### WHAT TO DO
Among the lines below, count those with "Minutes". Give the total alone.

------------------------

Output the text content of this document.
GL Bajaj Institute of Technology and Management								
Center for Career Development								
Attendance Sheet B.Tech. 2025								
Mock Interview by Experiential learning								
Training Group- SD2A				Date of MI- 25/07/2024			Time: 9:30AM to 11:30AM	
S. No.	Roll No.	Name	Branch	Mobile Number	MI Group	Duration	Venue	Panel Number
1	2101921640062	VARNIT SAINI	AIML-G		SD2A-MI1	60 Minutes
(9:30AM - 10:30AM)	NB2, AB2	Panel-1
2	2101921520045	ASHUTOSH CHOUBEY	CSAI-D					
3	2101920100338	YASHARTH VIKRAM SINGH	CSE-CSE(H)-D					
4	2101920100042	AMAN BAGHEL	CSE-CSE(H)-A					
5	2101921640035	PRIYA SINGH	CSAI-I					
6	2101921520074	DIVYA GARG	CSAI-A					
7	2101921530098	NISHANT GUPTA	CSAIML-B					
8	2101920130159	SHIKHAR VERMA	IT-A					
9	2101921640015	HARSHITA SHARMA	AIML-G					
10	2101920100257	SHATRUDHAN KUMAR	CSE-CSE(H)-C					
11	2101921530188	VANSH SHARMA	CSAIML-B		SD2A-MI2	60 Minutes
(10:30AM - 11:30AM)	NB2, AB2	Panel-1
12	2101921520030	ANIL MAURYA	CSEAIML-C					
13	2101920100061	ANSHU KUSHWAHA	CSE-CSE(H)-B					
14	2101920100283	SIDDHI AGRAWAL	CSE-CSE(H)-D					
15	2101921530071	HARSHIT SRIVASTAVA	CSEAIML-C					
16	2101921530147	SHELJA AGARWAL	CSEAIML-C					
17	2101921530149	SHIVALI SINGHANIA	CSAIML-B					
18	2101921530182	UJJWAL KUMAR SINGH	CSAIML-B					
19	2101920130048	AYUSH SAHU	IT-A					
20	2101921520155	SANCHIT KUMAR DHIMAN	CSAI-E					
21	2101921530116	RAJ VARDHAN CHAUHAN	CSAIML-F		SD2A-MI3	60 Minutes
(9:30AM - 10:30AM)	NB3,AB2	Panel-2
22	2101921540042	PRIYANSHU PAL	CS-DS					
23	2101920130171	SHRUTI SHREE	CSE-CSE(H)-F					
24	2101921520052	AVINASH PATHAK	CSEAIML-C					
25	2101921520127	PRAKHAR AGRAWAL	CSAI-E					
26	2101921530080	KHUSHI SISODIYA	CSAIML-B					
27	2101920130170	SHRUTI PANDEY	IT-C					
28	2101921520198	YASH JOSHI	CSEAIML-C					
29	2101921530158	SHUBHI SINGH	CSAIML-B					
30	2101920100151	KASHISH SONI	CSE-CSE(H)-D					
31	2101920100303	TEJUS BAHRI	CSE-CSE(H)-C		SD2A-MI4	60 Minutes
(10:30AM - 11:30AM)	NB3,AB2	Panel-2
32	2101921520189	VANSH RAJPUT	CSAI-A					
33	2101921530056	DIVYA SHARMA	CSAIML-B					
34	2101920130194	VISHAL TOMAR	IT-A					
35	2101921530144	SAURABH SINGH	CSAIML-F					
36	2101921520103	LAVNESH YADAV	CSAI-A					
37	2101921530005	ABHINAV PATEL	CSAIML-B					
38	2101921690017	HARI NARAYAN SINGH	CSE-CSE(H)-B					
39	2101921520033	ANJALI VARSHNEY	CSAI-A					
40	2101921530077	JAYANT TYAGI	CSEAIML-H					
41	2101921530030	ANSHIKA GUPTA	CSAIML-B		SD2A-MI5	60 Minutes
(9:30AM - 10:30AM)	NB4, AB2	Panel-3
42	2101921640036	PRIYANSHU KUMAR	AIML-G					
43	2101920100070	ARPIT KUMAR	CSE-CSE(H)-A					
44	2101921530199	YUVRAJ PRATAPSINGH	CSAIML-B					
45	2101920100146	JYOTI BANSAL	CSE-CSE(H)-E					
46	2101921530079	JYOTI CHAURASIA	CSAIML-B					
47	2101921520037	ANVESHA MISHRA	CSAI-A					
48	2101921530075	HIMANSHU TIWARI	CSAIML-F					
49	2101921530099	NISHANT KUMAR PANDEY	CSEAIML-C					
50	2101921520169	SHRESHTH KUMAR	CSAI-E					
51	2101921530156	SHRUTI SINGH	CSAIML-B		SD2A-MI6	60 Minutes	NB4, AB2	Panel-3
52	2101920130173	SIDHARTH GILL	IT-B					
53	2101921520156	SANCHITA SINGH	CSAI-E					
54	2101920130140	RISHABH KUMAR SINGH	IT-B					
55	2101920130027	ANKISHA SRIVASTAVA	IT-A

------------------------

### COMPLETE OUTPUT
6